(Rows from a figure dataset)
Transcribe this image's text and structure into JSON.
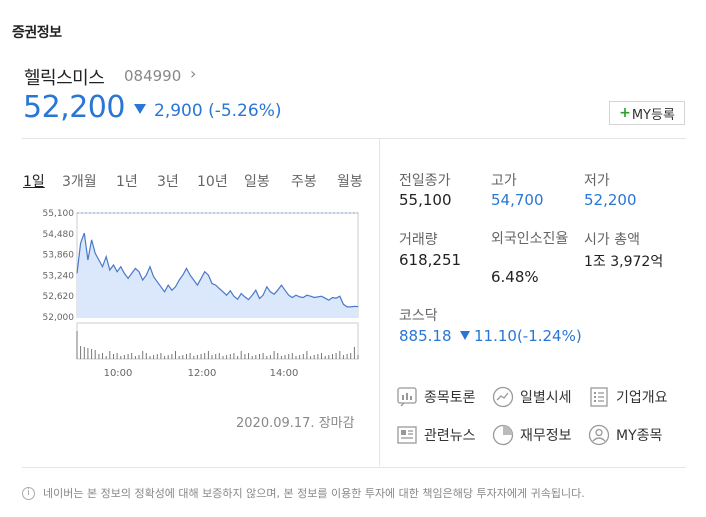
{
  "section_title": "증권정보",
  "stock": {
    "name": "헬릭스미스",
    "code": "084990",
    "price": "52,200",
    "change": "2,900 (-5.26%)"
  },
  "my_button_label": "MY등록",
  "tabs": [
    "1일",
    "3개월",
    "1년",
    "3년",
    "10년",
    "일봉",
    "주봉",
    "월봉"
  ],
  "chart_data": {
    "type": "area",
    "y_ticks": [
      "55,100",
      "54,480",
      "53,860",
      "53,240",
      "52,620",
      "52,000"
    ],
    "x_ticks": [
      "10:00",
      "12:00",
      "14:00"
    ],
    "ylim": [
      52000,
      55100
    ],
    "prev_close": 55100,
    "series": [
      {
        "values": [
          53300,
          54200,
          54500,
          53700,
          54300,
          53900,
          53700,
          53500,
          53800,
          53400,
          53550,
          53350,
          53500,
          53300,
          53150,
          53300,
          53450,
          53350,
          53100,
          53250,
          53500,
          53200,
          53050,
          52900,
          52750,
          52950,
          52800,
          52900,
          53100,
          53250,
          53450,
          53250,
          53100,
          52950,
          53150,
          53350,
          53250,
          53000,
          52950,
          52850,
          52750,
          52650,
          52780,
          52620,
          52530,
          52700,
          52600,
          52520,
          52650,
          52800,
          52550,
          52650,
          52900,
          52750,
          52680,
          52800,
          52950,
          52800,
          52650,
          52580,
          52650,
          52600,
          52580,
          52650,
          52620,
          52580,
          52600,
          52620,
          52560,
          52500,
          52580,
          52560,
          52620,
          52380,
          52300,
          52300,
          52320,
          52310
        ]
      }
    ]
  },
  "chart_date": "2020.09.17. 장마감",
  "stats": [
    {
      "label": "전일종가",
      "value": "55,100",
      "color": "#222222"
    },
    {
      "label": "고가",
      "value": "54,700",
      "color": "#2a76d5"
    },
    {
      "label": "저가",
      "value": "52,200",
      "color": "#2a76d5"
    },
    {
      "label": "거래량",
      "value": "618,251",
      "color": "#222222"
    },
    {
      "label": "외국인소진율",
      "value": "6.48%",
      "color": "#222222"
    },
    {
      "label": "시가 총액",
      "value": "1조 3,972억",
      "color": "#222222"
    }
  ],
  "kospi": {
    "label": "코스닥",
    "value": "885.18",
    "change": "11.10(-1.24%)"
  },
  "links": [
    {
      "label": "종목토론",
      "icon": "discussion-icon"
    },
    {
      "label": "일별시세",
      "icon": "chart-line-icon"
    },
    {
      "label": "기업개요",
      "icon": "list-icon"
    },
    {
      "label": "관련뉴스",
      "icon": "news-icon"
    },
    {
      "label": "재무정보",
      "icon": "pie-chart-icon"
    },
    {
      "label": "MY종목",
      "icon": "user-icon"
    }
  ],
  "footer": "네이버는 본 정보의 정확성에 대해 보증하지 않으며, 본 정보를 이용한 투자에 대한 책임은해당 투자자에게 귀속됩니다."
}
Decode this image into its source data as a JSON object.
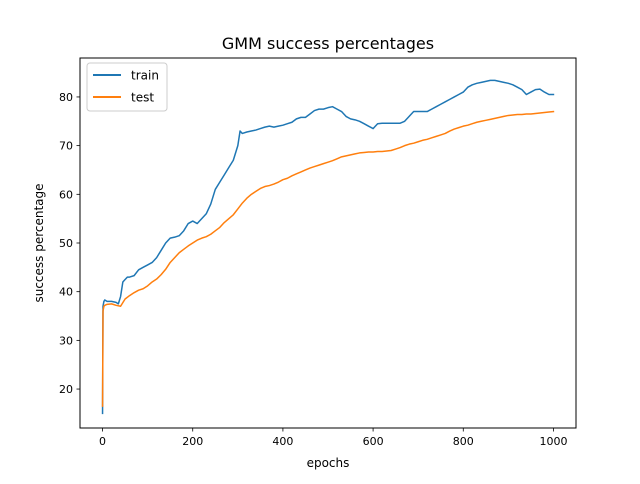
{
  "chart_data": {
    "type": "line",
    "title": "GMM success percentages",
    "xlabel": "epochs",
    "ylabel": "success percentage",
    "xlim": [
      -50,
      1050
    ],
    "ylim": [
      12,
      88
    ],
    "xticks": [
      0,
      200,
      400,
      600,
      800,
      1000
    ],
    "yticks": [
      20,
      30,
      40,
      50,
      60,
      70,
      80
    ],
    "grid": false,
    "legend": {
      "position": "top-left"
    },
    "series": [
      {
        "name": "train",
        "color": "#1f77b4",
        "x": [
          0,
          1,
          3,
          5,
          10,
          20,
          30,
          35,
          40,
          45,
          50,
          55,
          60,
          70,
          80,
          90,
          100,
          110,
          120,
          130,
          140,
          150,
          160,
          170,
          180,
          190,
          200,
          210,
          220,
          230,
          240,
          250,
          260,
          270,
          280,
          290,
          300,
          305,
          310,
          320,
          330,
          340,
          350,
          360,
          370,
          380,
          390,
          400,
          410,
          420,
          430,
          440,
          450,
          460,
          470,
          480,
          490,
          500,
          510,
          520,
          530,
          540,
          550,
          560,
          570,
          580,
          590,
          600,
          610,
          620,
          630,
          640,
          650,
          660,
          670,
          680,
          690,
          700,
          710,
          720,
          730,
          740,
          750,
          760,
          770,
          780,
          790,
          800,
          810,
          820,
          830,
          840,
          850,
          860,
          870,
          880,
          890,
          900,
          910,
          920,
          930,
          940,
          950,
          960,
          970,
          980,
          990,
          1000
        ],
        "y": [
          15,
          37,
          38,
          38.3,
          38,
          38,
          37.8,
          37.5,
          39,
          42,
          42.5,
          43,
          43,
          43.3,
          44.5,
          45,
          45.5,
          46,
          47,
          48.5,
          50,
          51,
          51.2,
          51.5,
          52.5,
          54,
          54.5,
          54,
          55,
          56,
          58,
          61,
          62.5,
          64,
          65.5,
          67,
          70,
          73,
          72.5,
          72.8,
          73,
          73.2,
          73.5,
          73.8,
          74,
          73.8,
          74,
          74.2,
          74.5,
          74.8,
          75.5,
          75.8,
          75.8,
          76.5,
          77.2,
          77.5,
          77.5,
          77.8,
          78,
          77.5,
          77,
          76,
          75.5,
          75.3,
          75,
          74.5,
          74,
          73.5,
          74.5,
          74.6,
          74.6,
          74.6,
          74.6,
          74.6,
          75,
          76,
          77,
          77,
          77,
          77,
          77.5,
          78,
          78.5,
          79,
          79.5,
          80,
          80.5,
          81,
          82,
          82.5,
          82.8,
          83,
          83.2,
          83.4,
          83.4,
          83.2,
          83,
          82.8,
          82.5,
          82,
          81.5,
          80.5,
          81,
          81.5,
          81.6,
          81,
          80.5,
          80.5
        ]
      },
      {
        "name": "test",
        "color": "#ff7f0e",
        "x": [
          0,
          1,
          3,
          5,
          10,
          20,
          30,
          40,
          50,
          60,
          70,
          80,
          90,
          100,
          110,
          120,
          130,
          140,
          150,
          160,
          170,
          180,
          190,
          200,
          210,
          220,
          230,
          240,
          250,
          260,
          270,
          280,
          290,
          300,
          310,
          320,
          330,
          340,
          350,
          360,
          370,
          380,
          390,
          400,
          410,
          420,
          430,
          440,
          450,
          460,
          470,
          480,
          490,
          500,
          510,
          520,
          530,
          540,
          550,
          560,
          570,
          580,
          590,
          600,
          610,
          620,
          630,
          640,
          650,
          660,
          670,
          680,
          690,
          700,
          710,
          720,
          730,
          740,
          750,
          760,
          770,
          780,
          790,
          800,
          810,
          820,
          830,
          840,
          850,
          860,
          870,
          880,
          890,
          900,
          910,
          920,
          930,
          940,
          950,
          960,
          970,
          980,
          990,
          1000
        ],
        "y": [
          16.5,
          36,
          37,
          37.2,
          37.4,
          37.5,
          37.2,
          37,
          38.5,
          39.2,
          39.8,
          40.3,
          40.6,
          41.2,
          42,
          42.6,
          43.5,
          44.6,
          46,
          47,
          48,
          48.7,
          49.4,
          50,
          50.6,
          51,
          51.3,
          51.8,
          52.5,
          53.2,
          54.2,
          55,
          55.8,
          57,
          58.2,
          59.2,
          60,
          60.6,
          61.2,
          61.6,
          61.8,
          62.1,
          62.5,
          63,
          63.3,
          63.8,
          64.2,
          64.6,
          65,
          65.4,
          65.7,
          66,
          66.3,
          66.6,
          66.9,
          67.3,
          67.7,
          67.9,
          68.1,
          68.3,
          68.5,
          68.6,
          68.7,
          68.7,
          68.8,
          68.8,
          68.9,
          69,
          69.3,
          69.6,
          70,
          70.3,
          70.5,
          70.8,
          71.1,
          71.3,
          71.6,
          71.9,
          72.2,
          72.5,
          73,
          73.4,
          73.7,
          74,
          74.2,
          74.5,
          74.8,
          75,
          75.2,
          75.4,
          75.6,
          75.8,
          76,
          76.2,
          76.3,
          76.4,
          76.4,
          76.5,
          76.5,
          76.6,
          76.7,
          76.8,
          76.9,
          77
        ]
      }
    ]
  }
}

◆ **Written problem**: Using the material above, report each line where "JSON" occurs.

◆ **Exercise output**:
Transcribe this image's text and structure into JSON.
Decode this image into its source data as a JSON object.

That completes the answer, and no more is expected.